→ PROBLEM TO SOLVE
Copy out all the rows below exactly as they appear, but leave out the pictures.

→ EXTRACTED MATERIAL

┄┄┄┄┄┄┄┄┄┄┄┄┄┄┄┄┄┄┄┄

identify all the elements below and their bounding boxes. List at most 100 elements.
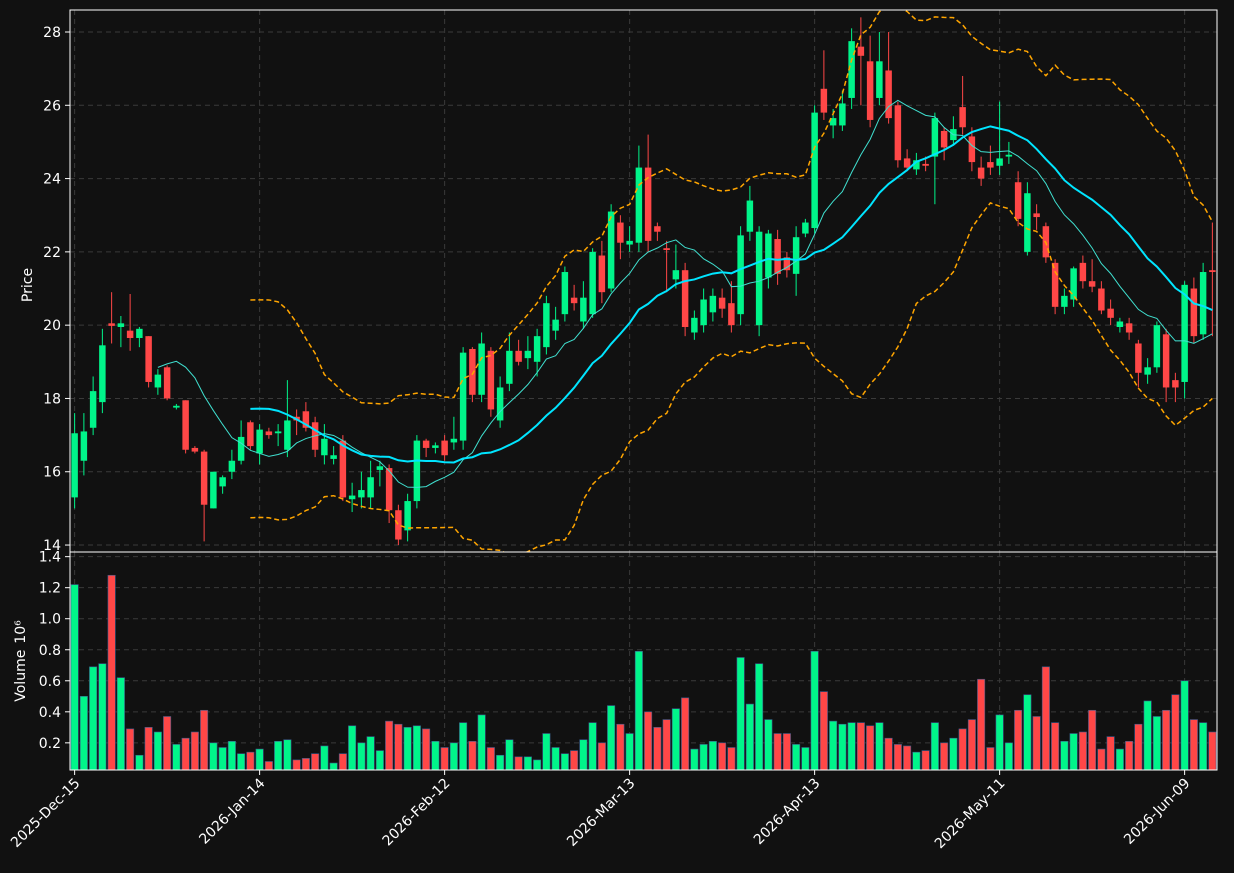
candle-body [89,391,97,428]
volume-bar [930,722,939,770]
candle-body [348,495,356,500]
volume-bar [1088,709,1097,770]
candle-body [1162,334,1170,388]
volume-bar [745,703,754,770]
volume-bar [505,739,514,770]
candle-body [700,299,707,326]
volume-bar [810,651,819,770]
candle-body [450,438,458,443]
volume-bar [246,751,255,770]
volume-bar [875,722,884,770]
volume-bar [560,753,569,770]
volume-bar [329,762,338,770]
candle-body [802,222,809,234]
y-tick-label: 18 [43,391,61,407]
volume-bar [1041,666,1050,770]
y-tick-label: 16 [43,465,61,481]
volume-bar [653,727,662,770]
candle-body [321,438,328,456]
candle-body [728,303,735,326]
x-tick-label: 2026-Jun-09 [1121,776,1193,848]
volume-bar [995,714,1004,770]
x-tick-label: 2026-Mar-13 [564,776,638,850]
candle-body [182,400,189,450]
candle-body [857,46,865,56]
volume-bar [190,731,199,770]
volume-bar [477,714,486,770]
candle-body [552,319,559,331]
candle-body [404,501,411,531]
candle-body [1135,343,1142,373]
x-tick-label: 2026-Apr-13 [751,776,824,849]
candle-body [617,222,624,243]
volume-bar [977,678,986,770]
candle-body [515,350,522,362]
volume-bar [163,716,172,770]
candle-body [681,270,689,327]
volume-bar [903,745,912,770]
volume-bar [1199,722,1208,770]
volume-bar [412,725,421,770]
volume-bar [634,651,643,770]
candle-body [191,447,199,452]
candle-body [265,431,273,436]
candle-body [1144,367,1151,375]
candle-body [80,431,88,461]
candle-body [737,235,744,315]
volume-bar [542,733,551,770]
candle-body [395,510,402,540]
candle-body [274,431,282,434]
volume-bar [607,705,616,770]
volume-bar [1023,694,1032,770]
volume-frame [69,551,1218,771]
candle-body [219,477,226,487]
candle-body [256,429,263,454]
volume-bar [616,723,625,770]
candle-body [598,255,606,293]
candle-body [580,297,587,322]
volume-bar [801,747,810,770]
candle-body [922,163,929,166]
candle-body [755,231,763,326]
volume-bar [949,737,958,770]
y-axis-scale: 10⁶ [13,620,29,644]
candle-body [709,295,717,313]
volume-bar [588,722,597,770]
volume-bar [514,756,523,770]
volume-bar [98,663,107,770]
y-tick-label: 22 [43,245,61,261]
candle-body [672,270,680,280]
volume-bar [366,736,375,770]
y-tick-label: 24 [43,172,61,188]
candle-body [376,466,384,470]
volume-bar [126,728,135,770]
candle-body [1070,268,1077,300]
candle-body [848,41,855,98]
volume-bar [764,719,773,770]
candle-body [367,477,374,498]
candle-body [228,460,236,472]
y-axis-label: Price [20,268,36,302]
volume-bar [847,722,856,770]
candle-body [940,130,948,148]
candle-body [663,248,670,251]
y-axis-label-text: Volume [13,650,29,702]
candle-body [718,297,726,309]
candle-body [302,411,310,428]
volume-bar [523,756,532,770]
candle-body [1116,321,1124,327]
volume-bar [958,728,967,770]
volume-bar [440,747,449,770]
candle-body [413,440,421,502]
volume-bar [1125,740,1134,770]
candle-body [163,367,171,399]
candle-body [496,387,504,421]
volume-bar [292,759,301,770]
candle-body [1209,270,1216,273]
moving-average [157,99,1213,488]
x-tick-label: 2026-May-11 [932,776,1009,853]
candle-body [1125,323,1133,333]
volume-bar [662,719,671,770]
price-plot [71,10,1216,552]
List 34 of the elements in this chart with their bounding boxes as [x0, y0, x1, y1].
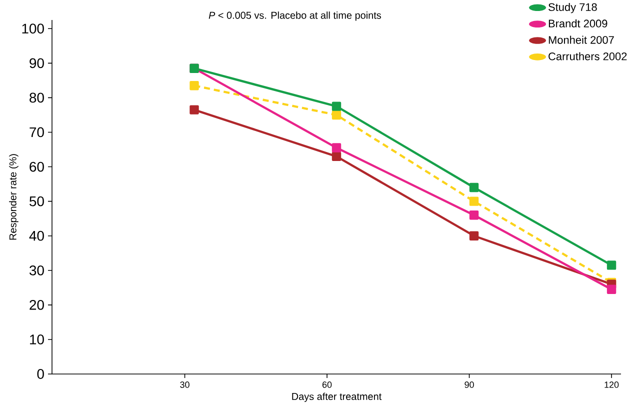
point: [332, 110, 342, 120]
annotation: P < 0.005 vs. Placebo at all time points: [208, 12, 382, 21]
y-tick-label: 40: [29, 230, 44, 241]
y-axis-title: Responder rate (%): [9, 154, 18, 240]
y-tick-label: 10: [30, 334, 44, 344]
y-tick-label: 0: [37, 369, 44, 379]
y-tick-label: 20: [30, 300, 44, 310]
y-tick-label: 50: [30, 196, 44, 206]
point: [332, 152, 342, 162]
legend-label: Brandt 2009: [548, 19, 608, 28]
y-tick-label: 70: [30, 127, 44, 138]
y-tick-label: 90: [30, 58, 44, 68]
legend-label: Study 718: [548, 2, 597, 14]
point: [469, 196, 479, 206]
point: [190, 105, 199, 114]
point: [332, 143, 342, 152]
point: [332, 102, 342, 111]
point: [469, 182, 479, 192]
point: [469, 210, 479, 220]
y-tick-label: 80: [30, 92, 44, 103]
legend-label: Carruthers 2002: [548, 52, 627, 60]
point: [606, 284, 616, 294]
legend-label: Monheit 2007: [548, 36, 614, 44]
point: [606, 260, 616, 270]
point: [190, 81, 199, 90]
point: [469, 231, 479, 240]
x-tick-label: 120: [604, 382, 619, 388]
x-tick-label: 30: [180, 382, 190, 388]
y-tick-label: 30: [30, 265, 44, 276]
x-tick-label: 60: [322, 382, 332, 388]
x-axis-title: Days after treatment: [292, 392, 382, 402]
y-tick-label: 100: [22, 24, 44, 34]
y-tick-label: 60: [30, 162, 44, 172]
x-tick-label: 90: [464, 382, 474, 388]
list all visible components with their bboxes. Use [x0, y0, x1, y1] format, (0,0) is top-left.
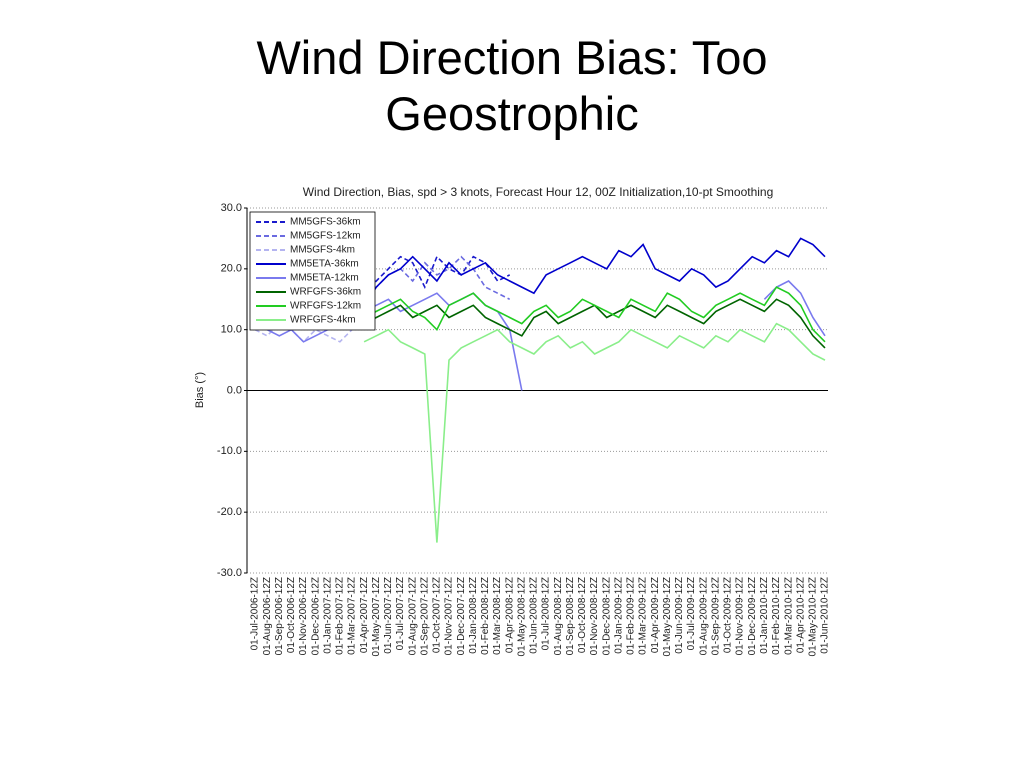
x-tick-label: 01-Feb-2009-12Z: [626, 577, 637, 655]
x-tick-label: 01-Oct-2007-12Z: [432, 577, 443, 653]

┄┄┄┄┄┄┄┄┄┄┄┄┄┄┄┄┄┄┄┄

→ REPLY TO THE EXERCISE
identify all the elements below and their bounding boxes. List at most 100 elements.
candle-body [89,391,97,428]
volume-bar [930,722,939,770]
candle-body [348,495,356,500]
volume-bar [1088,709,1097,770]
candle-body [1162,334,1170,388]
volume-bar [745,703,754,770]
volume-bar [505,739,514,770]
candle-body [700,299,707,326]
volume-bar [810,651,819,770]
candle-body [450,438,458,443]
volume-bar [246,751,255,770]
volume-bar [875,722,884,770]
volume-bar [560,753,569,770]
volume-bar [329,762,338,770]
candle-body [802,222,809,234]
y-tick-label: 18 [43,391,61,407]
volume-bar [1041,666,1050,770]
y-tick-label: 16 [43,465,61,481]
volume-bar [653,727,662,770]
candle-body [321,438,328,456]
candle-body [728,303,735,326]
x-tick-label: 2026-Jun-09 [1121,776,1193,848]
volume-bar [995,714,1004,770]
x-tick-label: 2026-Mar-13 [564,776,638,850]
candle-body [182,400,189,450]
candle-body [857,46,865,56]
volume-bar [190,731,199,770]
volume-bar [477,714,486,770]
candle-body [552,319,559,331]
candle-body [404,501,411,531]
candle-body [1135,343,1142,373]
x-tick-label: 2026-Apr-13 [751,776,824,849]
candle-body [617,222,624,243]
volume-bar [977,678,986,770]
candle-body [515,350,522,362]
volume-bar [163,716,172,770]
candle-body [681,270,689,327]
volume-bar [903,745,912,770]
volume-bar [1199,722,1208,770]
volume-bar [412,725,421,770]
volume-bar [634,651,643,770]
candle-body [191,447,199,452]
candle-body [265,431,273,436]
candle-body [1144,367,1151,375]
candle-body [80,431,88,461]
candle-body [737,235,744,315]
volume-bar [542,733,551,770]
candle-body [395,510,402,540]
candle-body [274,431,282,434]
volume-bar [607,705,616,770]
volume-bar [1023,694,1032,770]
volume-frame [69,551,1218,771]
candle-body [219,477,226,487]
candle-body [256,429,263,454]
volume-bar [616,723,625,770]
candle-body [598,255,606,293]
candle-body [580,297,587,322]
volume-bar [801,747,810,770]
candle-body [922,163,929,166]
candle-body [755,231,763,326]
volume-bar [949,737,958,770]
y-axis-scale: 10⁶ [13,620,29,644]
candle-body [709,295,717,313]
volume-bar [588,722,597,770]
volume-bar [514,756,523,770]
volume-bar [98,663,107,770]
y-tick-label: 22 [43,245,61,261]
candle-body [672,270,680,280]
volume-bar [366,736,375,770]
y-tick-label: 24 [43,172,61,188]
candle-body [376,466,384,470]
volume-bar [126,728,135,770]
candle-body [1070,268,1077,300]
candle-body [848,41,855,98]
volume-bar [764,719,773,770]
candle-body [367,477,374,498]
candle-body [228,460,236,472]
y-axis-label: Price [20,268,36,302]
volume-bar [847,722,856,770]
candle-body [940,130,948,148]
candle-body [663,248,670,251]
y-axis-label-text: Volume [13,650,29,702]
candle-body [718,297,726,309]
candle-body [302,411,310,428]
volume-bar [523,756,532,770]
candle-body [1116,321,1124,327]
volume-bar [958,728,967,770]
volume-bar [440,747,449,770]
candle-body [413,440,421,502]
volume-bar [1125,740,1134,770]
candle-body [163,367,171,399]
candle-body [496,387,504,421]
volume-bar [292,759,301,770]
candle-body [1209,270,1216,273]
moving-average [157,99,1213,488]
x-tick-label: 2026-May-11 [932,776,1009,853]
candle-body [1125,323,1133,333]
volume-bar [662,719,671,770]
price-plot [71,10,1216,552]
List 34 of the elements in this chart with their bounding boxes as [x0, y0, x1, y1].
point: [332, 110, 342, 120]
annotation: P < 0.005 vs. Placebo at all time points: [208, 12, 382, 21]
y-tick-label: 40: [29, 230, 44, 241]
y-axis-title: Responder rate (%): [9, 154, 18, 240]
y-tick-label: 10: [30, 334, 44, 344]
y-tick-label: 0: [37, 369, 44, 379]
y-tick-label: 20: [30, 300, 44, 310]
y-tick-label: 50: [30, 196, 44, 206]
point: [332, 152, 342, 162]
legend-label: Brandt 2009: [548, 19, 608, 28]
y-tick-label: 70: [30, 127, 44, 138]
y-tick-label: 90: [30, 58, 44, 68]
legend-label: Study 718: [548, 2, 597, 14]
point: [469, 196, 479, 206]
point: [190, 105, 199, 114]
point: [332, 143, 342, 152]
point: [332, 102, 342, 111]
point: [469, 182, 479, 192]
point: [469, 210, 479, 220]
y-tick-label: 80: [30, 92, 44, 103]
legend-label: Carruthers 2002: [548, 52, 627, 60]
point: [606, 284, 616, 294]
legend-label: Monheit 2007: [548, 36, 614, 44]
point: [606, 260, 616, 270]
point: [190, 81, 199, 90]
point: [469, 231, 479, 240]
x-tick-label: 120: [604, 382, 619, 388]
x-tick-label: 30: [180, 382, 190, 388]
y-tick-label: 30: [30, 265, 44, 276]
x-tick-label: 60: [322, 382, 332, 388]
x-axis-title: Days after treatment: [292, 392, 382, 402]
y-tick-label: 100: [22, 24, 44, 34]
y-tick-label: 60: [30, 162, 44, 172]
x-tick-label: 90: [464, 382, 474, 388]
list all visible components with their bboxes. Use [x0, y0, x1, y1] format, (0,0) is top-left.
x-tick-label: 01-Feb-2009-12Z: [626, 577, 637, 655]
x-tick-label: 01-Oct-2007-12Z: [432, 577, 443, 653]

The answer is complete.